__TASK DETAILS__
Return all of the entries word for word, but omit the pictures they contain.

__EXERCISE INPUTS__
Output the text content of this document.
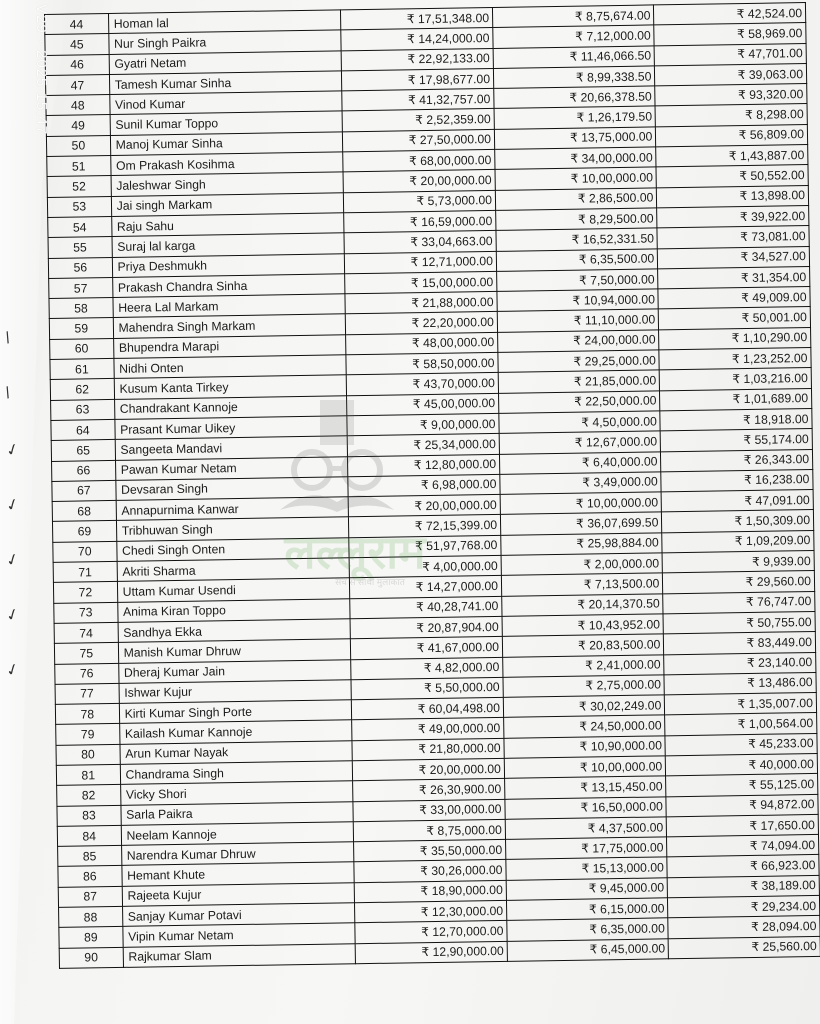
V29 · 2025 15:47
/
/
✓
✓
✓
✓
✓
44	Homan lal	₹ 17,51,348.00	₹ 8,75,674.00	₹ 42,524.00
45	Nur Singh Paikra	₹ 14,24,000.00	₹ 7,12,000.00	₹ 58,969.00
46	Gyatri Netam	₹ 22,92,133.00	₹ 11,46,066.50	₹ 47,701.00
47	Tamesh Kumar Sinha	₹ 17,98,677.00	₹ 8,99,338.50	₹ 39,063.00
48	Vinod Kumar	₹ 41,32,757.00	₹ 20,66,378.50	₹ 93,320.00
49	Sunil Kumar Toppo	₹ 2,52,359.00	₹ 1,26,179.50	₹ 8,298.00
50	Manoj Kumar Sinha	₹ 27,50,000.00	₹ 13,75,000.00	₹ 56,809.00
51	Om Prakash Kosihma	₹ 68,00,000.00	₹ 34,00,000.00	₹ 1,43,887.00
52	Jaleshwar Singh	₹ 20,00,000.00	₹ 10,00,000.00	₹ 50,552.00
53	Jai singh Markam	₹ 5,73,000.00	₹ 2,86,500.00	₹ 13,898.00
54	Raju Sahu	₹ 16,59,000.00	₹ 8,29,500.00	₹ 39,922.00
55	Suraj lal karga	₹ 33,04,663.00	₹ 16,52,331.50	₹ 73,081.00
56	Priya Deshmukh	₹ 12,71,000.00	₹ 6,35,500.00	₹ 34,527.00
57	Prakash Chandra Sinha	₹ 15,00,000.00	₹ 7,50,000.00	₹ 31,354.00
58	Heera Lal Markam	₹ 21,88,000.00	₹ 10,94,000.00	₹ 49,009.00
59	Mahendra Singh Markam	₹ 22,20,000.00	₹ 11,10,000.00	₹ 50,001.00
60	Bhupendra Marapi	₹ 48,00,000.00	₹ 24,00,000.00	₹ 1,10,290.00
61	Nidhi Onten	₹ 58,50,000.00	₹ 29,25,000.00	₹ 1,23,252.00
62	Kusum Kanta Tirkey	₹ 43,70,000.00	₹ 21,85,000.00	₹ 1,03,216.00
63	Chandrakant Kannoje	₹ 45,00,000.00	₹ 22,50,000.00	₹ 1,01,689.00
64	Prasant Kumar Uikey	₹ 9,00,000.00	₹ 4,50,000.00	₹ 18,918.00
65	Sangeeta Mandavi	₹ 25,34,000.00	₹ 12,67,000.00	₹ 55,174.00
66	Pawan Kumar Netam	₹ 12,80,000.00	₹ 6,40,000.00	₹ 26,343.00
67	Devsaran Singh	₹ 6,98,000.00	₹ 3,49,000.00	₹ 16,238.00
68	Annapurnima Kanwar	₹ 20,00,000.00	₹ 10,00,000.00	₹ 47,091.00
69	Tribhuwan Singh	₹ 72,15,399.00	₹ 36,07,699.50	₹ 1,50,309.00
70	Chedi Singh Onten	₹ 51,97,768.00	₹ 25,98,884.00	₹ 1,09,209.00
71	Akriti Sharma	₹ 4,00,000.00	₹ 2,00,000.00	₹ 9,939.00
72	Uttam Kumar Usendi	₹ 14,27,000.00	₹ 7,13,500.00	₹ 29,560.00
73	Anima Kiran Toppo	₹ 40,28,741.00	₹ 20,14,370.50	₹ 76,747.00
74	Sandhya Ekka	₹ 20,87,904.00	₹ 10,43,952.00	₹ 50,755.00
75	Manish Kumar Dhruw	₹ 41,67,000.00	₹ 20,83,500.00	₹ 83,449.00
76	Dheraj Kumar Jain	₹ 4,82,000.00	₹ 2,41,000.00	₹ 23,140.00
77	Ishwar Kujur	₹ 5,50,000.00	₹ 2,75,000.00	₹ 13,486.00
78	Kirti Kumar Singh Porte	₹ 60,04,498.00	₹ 30,02,249.00	₹ 1,35,007.00
79	Kailash Kumar Kannoje	₹ 49,00,000.00	₹ 24,50,000.00	₹ 1,00,564.00
80	Arun Kumar Nayak	₹ 21,80,000.00	₹ 10,90,000.00	₹ 45,233.00
81	Chandrama Singh	₹ 20,00,000.00	₹ 10,00,000.00	₹ 40,000.00
82	Vicky Shori	₹ 26,30,900.00	₹ 13,15,450.00	₹ 55,125.00
83	Sarla Paikra	₹ 33,00,000.00	₹ 16,50,000.00	₹ 94,872.00
84	Neelam Kannoje	₹ 8,75,000.00	₹ 4,37,500.00	₹ 17,650.00
85	Narendra Kumar Dhruw	₹ 35,50,000.00	₹ 17,75,000.00	₹ 74,094.00
86	Hemant Khute	₹ 30,26,000.00	₹ 15,13,000.00	₹ 66,923.00
87	Rajeeta Kujur	₹ 18,90,000.00	₹ 9,45,000.00	₹ 38,189.00
88	Sanjay Kumar Potavi	₹ 12,30,000.00	₹ 6,15,000.00	₹ 29,234.00
89	Vipin Kumar Netam	₹ 12,70,000.00	₹ 6,35,000.00	₹ 28,094.00
90	Rajkumar Slam	₹ 12,90,000.00	₹ 6,45,000.00	₹ 25,560.00
लल्लूराम
सच से सीधी मुलाकात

__OUTPUT FOR THIS EXERCISE__
Output the text content of this document.
V29 · 2025 15:47
/
/
✓
✓
✓
✓
✓
44	Homan lal	₹ 17,51,348.00	₹ 8,75,674.00	₹ 42,524.00
45	Nur Singh Paikra	₹ 14,24,000.00	₹ 7,12,000.00	₹ 58,969.00
46	Gyatri Netam	₹ 22,92,133.00	₹ 11,46,066.50	₹ 47,701.00
47	Tamesh Kumar Sinha	₹ 17,98,677.00	₹ 8,99,338.50	₹ 39,063.00
48	Vinod Kumar	₹ 41,32,757.00	₹ 20,66,378.50	₹ 93,320.00
49	Sunil Kumar Toppo	₹ 2,52,359.00	₹ 1,26,179.50	₹ 8,298.00
50	Manoj Kumar Sinha	₹ 27,50,000.00	₹ 13,75,000.00	₹ 56,809.00
51	Om Prakash Kosihma	₹ 68,00,000.00	₹ 34,00,000.00	₹ 1,43,887.00
52	Jaleshwar Singh	₹ 20,00,000.00	₹ 10,00,000.00	₹ 50,552.00
53	Jai singh Markam	₹ 5,73,000.00	₹ 2,86,500.00	₹ 13,898.00
54	Raju Sahu	₹ 16,59,000.00	₹ 8,29,500.00	₹ 39,922.00
55	Suraj lal karga	₹ 33,04,663.00	₹ 16,52,331.50	₹ 73,081.00
56	Priya Deshmukh	₹ 12,71,000.00	₹ 6,35,500.00	₹ 34,527.00
57	Prakash Chandra Sinha	₹ 15,00,000.00	₹ 7,50,000.00	₹ 31,354.00
58	Heera Lal Markam	₹ 21,88,000.00	₹ 10,94,000.00	₹ 49,009.00
59	Mahendra Singh Markam	₹ 22,20,000.00	₹ 11,10,000.00	₹ 50,001.00
60	Bhupendra Marapi	₹ 48,00,000.00	₹ 24,00,000.00	₹ 1,10,290.00
61	Nidhi Onten	₹ 58,50,000.00	₹ 29,25,000.00	₹ 1,23,252.00
62	Kusum Kanta Tirkey	₹ 43,70,000.00	₹ 21,85,000.00	₹ 1,03,216.00
63	Chandrakant Kannoje	₹ 45,00,000.00	₹ 22,50,000.00	₹ 1,01,689.00
64	Prasant Kumar Uikey	₹ 9,00,000.00	₹ 4,50,000.00	₹ 18,918.00
65	Sangeeta Mandavi	₹ 25,34,000.00	₹ 12,67,000.00	₹ 55,174.00
66	Pawan Kumar Netam	₹ 12,80,000.00	₹ 6,40,000.00	₹ 26,343.00
67	Devsaran Singh	₹ 6,98,000.00	₹ 3,49,000.00	₹ 16,238.00
68	Annapurnima Kanwar	₹ 20,00,000.00	₹ 10,00,000.00	₹ 47,091.00
69	Tribhuwan Singh	₹ 72,15,399.00	₹ 36,07,699.50	₹ 1,50,309.00
70	Chedi Singh Onten	₹ 51,97,768.00	₹ 25,98,884.00	₹ 1,09,209.00
71	Akriti Sharma	₹ 4,00,000.00	₹ 2,00,000.00	₹ 9,939.00
72	Uttam Kumar Usendi	₹ 14,27,000.00	₹ 7,13,500.00	₹ 29,560.00
73	Anima Kiran Toppo	₹ 40,28,741.00	₹ 20,14,370.50	₹ 76,747.00
74	Sandhya Ekka	₹ 20,87,904.00	₹ 10,43,952.00	₹ 50,755.00
75	Manish Kumar Dhruw	₹ 41,67,000.00	₹ 20,83,500.00	₹ 83,449.00
76	Dheraj Kumar Jain	₹ 4,82,000.00	₹ 2,41,000.00	₹ 23,140.00
77	Ishwar Kujur	₹ 5,50,000.00	₹ 2,75,000.00	₹ 13,486.00
78	Kirti Kumar Singh Porte	₹ 60,04,498.00	₹ 30,02,249.00	₹ 1,35,007.00
79	Kailash Kumar Kannoje	₹ 49,00,000.00	₹ 24,50,000.00	₹ 1,00,564.00
80	Arun Kumar Nayak	₹ 21,80,000.00	₹ 10,90,000.00	₹ 45,233.00
81	Chandrama Singh	₹ 20,00,000.00	₹ 10,00,000.00	₹ 40,000.00
82	Vicky Shori	₹ 26,30,900.00	₹ 13,15,450.00	₹ 55,125.00
83	Sarla Paikra	₹ 33,00,000.00	₹ 16,50,000.00	₹ 94,872.00
84	Neelam Kannoje	₹ 8,75,000.00	₹ 4,37,500.00	₹ 17,650.00
85	Narendra Kumar Dhruw	₹ 35,50,000.00	₹ 17,75,000.00	₹ 74,094.00
86	Hemant Khute	₹ 30,26,000.00	₹ 15,13,000.00	₹ 66,923.00
87	Rajeeta Kujur	₹ 18,90,000.00	₹ 9,45,000.00	₹ 38,189.00
88	Sanjay Kumar Potavi	₹ 12,30,000.00	₹ 6,15,000.00	₹ 29,234.00
89	Vipin Kumar Netam	₹ 12,70,000.00	₹ 6,35,000.00	₹ 28,094.00
90	Rajkumar Slam	₹ 12,90,000.00	₹ 6,45,000.00	₹ 25,560.00
लल्लूराम
सच से सीधी मुलाकात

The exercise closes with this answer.